* [SOURCE EXTRACT]

Lowlife Nick Solares

Lower East Side restaurant Lowlife left Pete Wells feeling torn between singing its praises and blocking the entrance to warn people from eating there, he writes in his latest review. Initially, he loved the warm, open space and menu items like the guinea hen sausage, hackleback caviar and fluke, and rib-eye cap, he writes. But the more he returned, the more self-important the restaurant felt.

A rib-eye cap, fresh from the charcoal and running with juices, had so much flavor it didn’t really need the anchovy-and-garlic emulsion or the nettle sauce served alongside it. As I chewed, I watched a succession of even bigger hunks of rib-eye, bone and all, leave the grill for the front of the restaurant. Finally it dawned on me: The men in black hats must have heard that Lowlife serves excellent steak.

What it does best of all is yakitori chicken. Cut up and blackened over charcoal, the bird has deep natural flavor and is brushed with a citrus-tinged glaze that is, by several miles, the best teriyaki sauce I have ever tasted. The squirt of green scallion sauce on the plate has nothing to do there and seems to know it. The crisp and smoky leaves of lightly charred cabbage are vital, though.

As I said, it all started well. But on return visits, I noticed a leaden self-importance that began to feel stifling.

Plus, the prices "can cause squirming," especially when the food comes lukewarm or dishes come out slowly. Lowlife is trying to be cool, Wells says, "but it’s hard to be cool when you’re trying to act important." One star.

* [PROBLEM 1] Reproduce the Lowlife review word for word.

* [DATA ENTRIES]
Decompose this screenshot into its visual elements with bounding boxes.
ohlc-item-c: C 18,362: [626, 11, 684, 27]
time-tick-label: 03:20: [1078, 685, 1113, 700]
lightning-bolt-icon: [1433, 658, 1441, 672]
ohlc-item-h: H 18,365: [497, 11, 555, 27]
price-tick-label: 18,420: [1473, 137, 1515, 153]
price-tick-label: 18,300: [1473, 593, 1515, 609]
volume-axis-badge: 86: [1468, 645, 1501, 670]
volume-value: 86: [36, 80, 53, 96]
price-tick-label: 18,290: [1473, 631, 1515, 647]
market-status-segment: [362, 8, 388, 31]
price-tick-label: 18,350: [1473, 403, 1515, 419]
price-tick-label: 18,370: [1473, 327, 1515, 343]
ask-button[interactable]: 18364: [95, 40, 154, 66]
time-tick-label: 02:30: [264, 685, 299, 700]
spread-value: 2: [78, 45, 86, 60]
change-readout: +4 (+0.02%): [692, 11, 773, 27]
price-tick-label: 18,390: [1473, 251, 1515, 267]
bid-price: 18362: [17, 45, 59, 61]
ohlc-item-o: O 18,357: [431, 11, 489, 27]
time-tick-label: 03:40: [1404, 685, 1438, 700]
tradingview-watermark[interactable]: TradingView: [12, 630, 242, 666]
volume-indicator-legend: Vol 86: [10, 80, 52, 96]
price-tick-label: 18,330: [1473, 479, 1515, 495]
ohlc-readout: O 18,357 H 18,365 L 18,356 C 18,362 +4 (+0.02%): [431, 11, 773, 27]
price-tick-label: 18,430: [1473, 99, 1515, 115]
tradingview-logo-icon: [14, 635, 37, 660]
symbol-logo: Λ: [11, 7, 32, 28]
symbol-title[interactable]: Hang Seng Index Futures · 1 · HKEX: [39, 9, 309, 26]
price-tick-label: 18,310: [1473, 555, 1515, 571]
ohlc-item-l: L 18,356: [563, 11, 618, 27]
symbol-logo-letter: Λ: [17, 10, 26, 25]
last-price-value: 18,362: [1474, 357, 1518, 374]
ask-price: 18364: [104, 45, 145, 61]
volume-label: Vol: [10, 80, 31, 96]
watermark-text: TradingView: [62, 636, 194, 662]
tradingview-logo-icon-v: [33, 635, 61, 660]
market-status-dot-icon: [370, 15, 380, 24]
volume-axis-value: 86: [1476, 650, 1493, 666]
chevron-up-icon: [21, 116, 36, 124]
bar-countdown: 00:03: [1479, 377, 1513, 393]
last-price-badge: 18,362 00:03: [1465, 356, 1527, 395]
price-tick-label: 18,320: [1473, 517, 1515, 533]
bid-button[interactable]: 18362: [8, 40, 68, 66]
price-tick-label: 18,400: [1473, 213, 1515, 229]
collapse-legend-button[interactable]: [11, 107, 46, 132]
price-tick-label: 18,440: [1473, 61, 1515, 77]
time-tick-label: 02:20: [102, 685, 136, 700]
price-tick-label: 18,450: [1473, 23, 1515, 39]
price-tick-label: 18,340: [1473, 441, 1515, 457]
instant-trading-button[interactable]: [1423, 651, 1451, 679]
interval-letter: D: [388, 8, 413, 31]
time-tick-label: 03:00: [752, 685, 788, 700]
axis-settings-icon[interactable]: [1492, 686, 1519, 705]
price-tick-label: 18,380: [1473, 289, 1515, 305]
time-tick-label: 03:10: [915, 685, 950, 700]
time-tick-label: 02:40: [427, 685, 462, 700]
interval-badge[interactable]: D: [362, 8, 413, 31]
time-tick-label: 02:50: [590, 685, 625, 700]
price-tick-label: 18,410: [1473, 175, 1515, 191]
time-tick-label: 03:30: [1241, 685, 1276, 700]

* [PROBLEM 2] Express the rows as a JSON list of strings, one string per line with blank lines omitted. Begin at the first line of the rows and stop after the line that contains "price-tick-label: 18,310: [1473, 555, 1515, 571]".

* [RESPONSE 1]
Lowlife Nick Solares

Lower East Side restaurant Lowlife left Pete Wells feeling torn between singing its praises and blocking the entrance to warn people from eating there, he writes in his latest review. Initially, he loved the warm, open space and menu items like the guinea hen sausage, hackleback caviar and fluke, and rib-eye cap, he writes. But the more he returned, the more self-important the restaurant felt.

A rib-eye cap, fresh from the charcoal and running with juices, had so much flavor it didn’t really need the anchovy-and-garlic emulsion or the nettle sauce served alongside it. As I chewed, I watched a succession of even bigger hunks of rib-eye, bone and all, leave the grill for the front of the restaurant. Finally it dawned on me: The men in black hats must have heard that Lowlife serves excellent steak.

What it does best of all is yakitori chicken. Cut up and blackened over charcoal, the bird has deep natural flavor and is brushed with a citrus-tinged glaze that is, by several miles, the best teriyaki sauce I have ever tasted. The squirt of green scallion sauce on the plate has nothing to do there and seems to know it. The crisp and smoky leaves of lightly charred cabbage are vital, though.

As I said, it all started well. But on return visits, I noticed a leaden self-importance that began to feel stifling.

Plus, the prices "can cause squirming," especially when the food comes lukewarm or dishes come out slowly. Lowlife is trying to be cool, Wells says, "but it’s hard to be cool when you’re trying to act important." One star.

* [RESPONSE 2]
[
  "Decompose this screenshot into its visual elements with bounding boxes.",
  "ohlc-item-c: C 18,362: [626, 11, 684, 27]",
  "time-tick-label: 03:20: [1078, 685, 1113, 700]",
  "lightning-bolt-icon: [1433, 658, 1441, 672]",
  "ohlc-item-h: H 18,365: [497, 11, 555, 27]",
  "price-tick-label: 18,420: [1473, 137, 1515, 153]",
  "price-tick-label: 18,300: [1473, 593, 1515, 609]",
  "volume-axis-badge: 86: [1468, 645, 1501, 670]",
  "volume-value: 86: [36, 80, 53, 96]",
  "price-tick-label: 18,290: [1473, 631, 1515, 647]",
  "market-status-segment: [362, 8, 388, 31]",
  "price-tick-label: 18,350: [1473, 403, 1515, 419]",
  "price-tick-label: 18,370: [1473, 327, 1515, 343]",
  "ask-button[interactable]: 18364: [95, 40, 154, 66]",
  "time-tick-label: 02:30: [264, 685, 299, 700]",
  "spread-value: 2: [78, 45, 86, 60]",
  "change-readout: +4 (+0.02%): [692, 11, 773, 27]",
  "price-tick-label: 18,390: [1473, 251, 1515, 267]",
  "bid-price: 18362: [17, 45, 59, 61]",
  "ohlc-item-o: O 18,357: [431, 11, 489, 27]",
  "time-tick-label: 03:40: [1404, 685, 1438, 700]",
  "tradingview-watermark[interactable]: TradingView: [12, 630, 242, 666]",
  "volume-indicator-legend: Vol 86: [10, 80, 52, 96]",
  "price-tick-label: 18,330: [1473, 479, 1515, 495]",
  "ohlc-readout: O 18,357 H 18,365 L 18,356 C 18,362 +4 (+0.02%): [431, 11, 773, 27]",
  "price-tick-label: 18,430: [1473, 99, 1515, 115]",
  "tradingview-logo-icon: [14, 635, 37, 660]",
  "symbol-logo: Λ: [11, 7, 32, 28]",
  "symbol-title[interactable]: Hang Seng Index Futures · 1 · HKEX: [39, 9, 309, 26]",
  "price-tick-label: 18,310: [1473, 555, 1515, 571]"
]